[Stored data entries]
((

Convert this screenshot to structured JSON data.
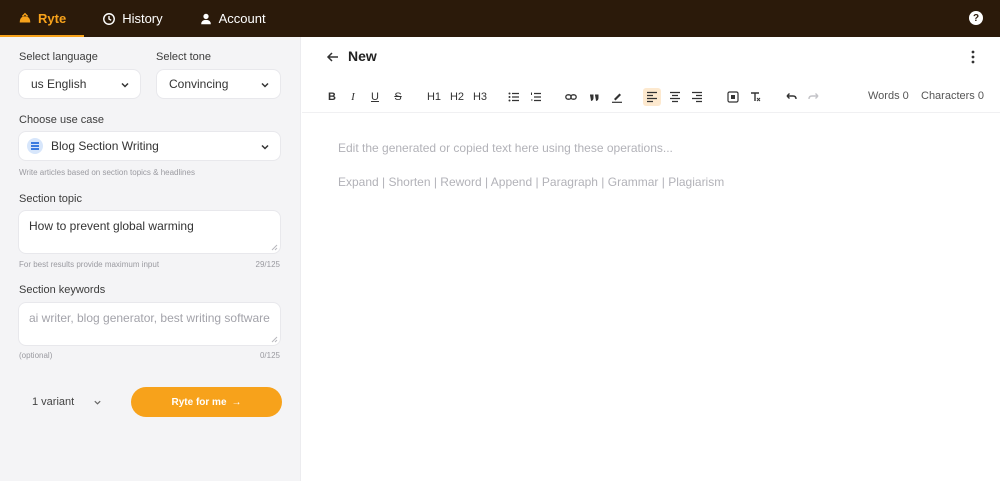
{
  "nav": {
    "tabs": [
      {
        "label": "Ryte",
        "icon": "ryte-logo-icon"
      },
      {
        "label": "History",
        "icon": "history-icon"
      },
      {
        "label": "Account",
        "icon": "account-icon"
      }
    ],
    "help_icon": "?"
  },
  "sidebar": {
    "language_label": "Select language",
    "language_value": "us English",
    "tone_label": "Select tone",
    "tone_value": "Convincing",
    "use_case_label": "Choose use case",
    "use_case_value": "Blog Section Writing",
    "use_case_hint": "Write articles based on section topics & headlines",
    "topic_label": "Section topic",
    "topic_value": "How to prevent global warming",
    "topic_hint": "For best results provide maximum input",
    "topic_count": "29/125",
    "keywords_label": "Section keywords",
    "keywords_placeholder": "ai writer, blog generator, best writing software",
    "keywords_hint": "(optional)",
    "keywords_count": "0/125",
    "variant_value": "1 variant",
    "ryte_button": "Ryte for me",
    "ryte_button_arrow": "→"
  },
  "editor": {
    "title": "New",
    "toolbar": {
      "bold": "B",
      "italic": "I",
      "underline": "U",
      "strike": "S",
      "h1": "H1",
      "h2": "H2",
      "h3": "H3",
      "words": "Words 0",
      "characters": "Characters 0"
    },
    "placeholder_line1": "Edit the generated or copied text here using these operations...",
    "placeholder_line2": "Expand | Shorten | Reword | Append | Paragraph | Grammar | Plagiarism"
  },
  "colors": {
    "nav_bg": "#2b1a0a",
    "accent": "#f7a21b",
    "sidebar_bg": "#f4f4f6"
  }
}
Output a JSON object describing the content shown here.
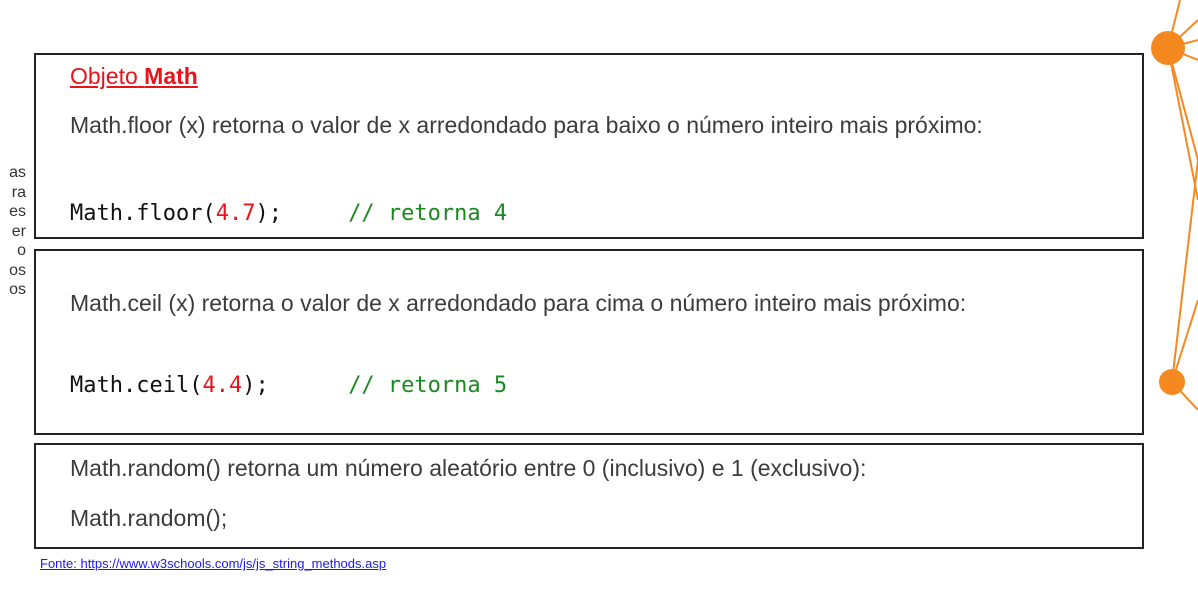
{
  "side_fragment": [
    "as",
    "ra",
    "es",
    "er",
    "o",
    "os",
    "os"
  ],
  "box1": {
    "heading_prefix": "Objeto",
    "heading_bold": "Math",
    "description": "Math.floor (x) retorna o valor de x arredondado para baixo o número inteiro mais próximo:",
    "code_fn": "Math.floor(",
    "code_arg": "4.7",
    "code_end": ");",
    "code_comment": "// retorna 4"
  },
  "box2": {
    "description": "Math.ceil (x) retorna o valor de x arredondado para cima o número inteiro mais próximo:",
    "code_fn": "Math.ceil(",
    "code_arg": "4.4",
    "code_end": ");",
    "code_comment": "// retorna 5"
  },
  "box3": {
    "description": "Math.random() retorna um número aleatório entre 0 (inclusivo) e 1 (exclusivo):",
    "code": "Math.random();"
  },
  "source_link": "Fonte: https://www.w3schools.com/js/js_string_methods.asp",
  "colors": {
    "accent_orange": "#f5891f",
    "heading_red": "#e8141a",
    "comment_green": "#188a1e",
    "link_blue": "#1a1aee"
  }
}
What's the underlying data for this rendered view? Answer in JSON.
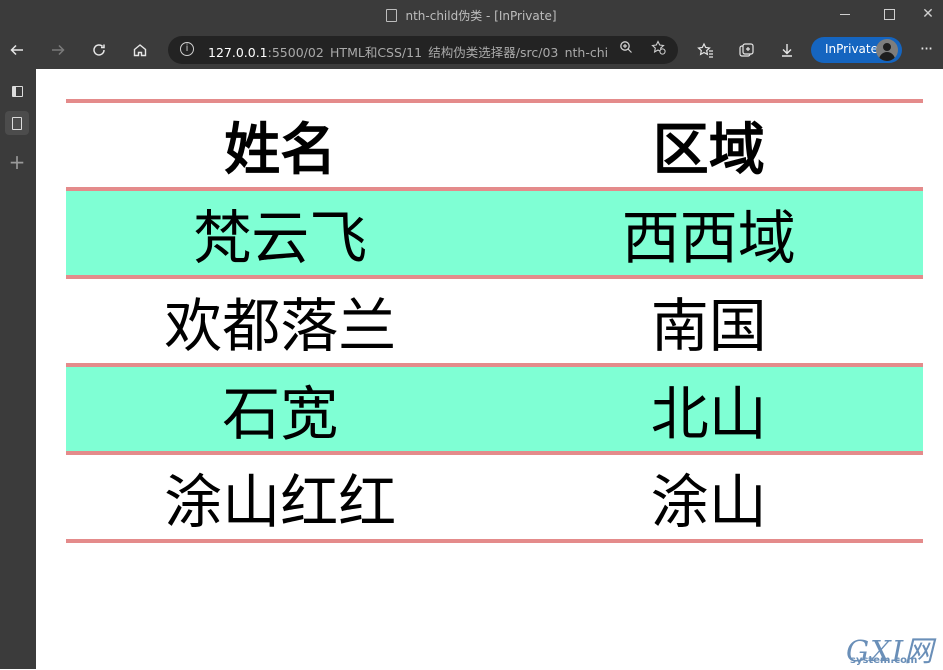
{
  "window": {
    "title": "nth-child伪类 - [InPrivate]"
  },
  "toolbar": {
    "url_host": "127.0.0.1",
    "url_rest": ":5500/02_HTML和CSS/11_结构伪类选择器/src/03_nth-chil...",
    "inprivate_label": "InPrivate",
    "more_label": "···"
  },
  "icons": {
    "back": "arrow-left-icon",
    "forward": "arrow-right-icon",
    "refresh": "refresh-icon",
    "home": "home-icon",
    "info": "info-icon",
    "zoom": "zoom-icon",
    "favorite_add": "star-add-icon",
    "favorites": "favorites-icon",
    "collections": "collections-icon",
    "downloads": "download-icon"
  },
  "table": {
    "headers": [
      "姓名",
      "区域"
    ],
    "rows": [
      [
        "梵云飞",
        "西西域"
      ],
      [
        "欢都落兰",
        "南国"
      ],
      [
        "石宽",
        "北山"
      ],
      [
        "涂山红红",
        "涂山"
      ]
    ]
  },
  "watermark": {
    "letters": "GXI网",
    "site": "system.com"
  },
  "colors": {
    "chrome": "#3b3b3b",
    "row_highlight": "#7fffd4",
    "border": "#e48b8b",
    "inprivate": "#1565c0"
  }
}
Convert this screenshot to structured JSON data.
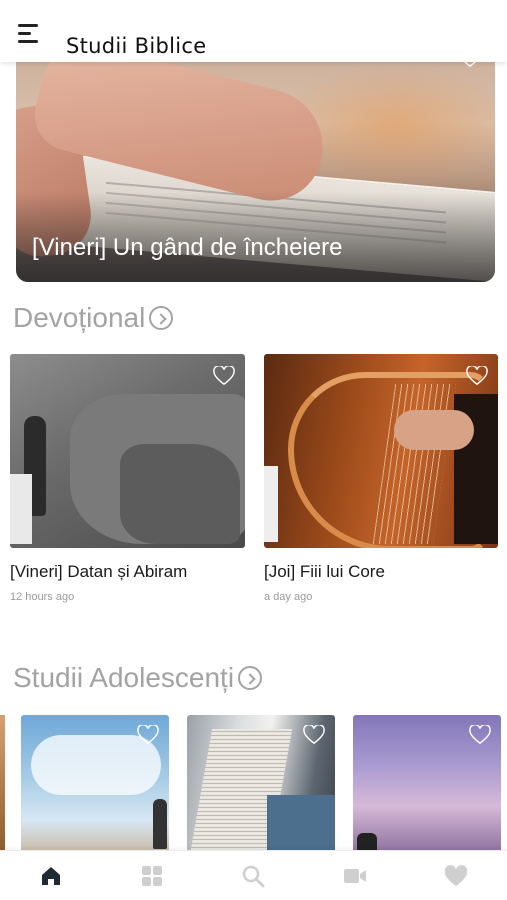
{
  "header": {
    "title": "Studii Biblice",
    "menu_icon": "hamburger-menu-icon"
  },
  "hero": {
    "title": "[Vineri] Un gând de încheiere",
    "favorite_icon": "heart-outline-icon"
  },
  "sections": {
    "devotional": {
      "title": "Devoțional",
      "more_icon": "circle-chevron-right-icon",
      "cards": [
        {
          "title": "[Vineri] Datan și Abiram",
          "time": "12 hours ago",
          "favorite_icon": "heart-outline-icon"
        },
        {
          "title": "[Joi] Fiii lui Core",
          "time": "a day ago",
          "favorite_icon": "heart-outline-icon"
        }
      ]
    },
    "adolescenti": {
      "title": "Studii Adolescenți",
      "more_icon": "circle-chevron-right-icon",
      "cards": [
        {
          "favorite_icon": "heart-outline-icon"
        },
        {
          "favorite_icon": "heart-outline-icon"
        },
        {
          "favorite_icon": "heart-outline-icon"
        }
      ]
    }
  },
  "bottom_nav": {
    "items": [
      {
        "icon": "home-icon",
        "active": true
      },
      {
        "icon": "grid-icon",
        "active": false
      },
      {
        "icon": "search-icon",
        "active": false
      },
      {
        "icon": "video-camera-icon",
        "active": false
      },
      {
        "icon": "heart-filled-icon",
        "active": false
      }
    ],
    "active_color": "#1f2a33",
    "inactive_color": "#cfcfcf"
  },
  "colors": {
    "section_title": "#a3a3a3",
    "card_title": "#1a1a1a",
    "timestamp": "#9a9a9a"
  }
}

))
((

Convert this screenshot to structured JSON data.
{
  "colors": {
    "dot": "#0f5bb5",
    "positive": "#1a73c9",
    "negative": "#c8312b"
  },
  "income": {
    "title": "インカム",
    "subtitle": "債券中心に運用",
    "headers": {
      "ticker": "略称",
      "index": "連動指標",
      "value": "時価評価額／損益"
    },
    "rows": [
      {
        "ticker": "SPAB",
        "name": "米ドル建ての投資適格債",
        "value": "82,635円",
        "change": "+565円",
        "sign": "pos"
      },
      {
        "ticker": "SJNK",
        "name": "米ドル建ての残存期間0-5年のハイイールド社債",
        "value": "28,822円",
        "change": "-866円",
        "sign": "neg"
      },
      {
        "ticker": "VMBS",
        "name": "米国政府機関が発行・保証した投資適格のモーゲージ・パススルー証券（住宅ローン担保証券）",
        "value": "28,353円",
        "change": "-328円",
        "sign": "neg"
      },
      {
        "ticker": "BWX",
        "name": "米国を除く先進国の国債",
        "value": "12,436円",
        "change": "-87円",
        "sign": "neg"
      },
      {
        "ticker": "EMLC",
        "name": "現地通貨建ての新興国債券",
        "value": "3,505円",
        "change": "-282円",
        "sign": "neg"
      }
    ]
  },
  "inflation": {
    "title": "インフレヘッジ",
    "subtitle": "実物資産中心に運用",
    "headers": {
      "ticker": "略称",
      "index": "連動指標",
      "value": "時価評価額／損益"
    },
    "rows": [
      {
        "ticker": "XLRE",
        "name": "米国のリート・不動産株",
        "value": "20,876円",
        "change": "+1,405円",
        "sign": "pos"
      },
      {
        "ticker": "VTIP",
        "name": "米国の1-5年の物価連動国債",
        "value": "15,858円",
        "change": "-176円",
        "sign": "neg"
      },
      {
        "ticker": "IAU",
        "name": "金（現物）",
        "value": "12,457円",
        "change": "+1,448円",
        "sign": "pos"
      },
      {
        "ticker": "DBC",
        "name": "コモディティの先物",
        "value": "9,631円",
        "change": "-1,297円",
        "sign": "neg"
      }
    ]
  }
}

))
((

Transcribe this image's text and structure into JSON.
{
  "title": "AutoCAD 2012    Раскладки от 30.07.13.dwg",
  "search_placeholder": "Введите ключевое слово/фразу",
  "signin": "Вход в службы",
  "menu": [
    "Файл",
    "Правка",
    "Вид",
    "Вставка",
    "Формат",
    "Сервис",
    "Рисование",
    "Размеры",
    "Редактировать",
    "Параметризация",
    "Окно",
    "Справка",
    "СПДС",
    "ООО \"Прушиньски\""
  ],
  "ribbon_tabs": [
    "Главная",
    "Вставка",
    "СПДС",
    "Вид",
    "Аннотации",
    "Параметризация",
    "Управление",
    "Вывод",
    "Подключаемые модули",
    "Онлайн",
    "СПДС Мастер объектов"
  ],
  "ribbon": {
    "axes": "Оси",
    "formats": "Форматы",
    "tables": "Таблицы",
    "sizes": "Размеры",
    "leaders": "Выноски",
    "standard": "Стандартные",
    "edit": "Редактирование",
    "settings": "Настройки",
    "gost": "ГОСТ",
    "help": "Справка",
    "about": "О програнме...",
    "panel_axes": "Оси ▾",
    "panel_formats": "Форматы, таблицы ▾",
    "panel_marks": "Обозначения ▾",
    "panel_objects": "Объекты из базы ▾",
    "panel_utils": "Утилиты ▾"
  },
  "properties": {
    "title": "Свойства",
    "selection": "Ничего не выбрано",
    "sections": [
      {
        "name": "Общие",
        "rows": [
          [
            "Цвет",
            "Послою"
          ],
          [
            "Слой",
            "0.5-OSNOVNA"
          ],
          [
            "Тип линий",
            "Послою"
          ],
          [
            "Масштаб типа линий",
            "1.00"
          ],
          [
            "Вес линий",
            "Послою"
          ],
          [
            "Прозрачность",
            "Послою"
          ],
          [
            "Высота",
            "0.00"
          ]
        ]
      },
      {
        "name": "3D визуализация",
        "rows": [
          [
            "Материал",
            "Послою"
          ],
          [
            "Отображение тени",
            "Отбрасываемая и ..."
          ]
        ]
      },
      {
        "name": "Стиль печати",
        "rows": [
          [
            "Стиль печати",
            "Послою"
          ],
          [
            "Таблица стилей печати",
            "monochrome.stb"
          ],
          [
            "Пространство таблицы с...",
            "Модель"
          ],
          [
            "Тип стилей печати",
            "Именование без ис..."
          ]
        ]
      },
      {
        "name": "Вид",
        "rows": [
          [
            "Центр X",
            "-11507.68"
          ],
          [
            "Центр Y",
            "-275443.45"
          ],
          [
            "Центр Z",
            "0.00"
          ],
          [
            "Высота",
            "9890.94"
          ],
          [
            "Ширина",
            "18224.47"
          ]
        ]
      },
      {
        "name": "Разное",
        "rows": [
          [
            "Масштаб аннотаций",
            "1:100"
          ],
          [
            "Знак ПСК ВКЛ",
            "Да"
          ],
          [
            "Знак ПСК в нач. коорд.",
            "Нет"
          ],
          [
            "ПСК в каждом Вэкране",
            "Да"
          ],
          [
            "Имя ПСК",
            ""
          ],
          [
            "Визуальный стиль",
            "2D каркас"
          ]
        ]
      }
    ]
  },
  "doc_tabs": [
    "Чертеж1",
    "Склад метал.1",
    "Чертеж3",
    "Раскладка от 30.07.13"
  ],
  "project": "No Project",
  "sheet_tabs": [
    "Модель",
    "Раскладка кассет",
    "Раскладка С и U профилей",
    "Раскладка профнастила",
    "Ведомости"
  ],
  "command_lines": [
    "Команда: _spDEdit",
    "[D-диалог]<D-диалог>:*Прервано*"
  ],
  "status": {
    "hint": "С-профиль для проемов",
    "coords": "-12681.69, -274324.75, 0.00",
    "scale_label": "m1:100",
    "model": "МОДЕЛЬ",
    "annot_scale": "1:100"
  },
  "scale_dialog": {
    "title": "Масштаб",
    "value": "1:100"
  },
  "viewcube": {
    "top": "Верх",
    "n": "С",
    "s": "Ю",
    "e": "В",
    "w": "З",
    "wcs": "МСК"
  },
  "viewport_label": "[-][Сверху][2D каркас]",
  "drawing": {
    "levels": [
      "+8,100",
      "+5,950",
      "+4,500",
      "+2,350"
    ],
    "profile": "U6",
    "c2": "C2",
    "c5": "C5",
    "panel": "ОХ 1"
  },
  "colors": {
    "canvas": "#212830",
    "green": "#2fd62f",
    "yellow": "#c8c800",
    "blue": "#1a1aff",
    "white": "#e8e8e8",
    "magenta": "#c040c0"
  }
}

))

**CHALLENGE**: Among the entries above, how many lines include the word "mais"? Reply with the number only.

**EXERCISE ANSWER**: 2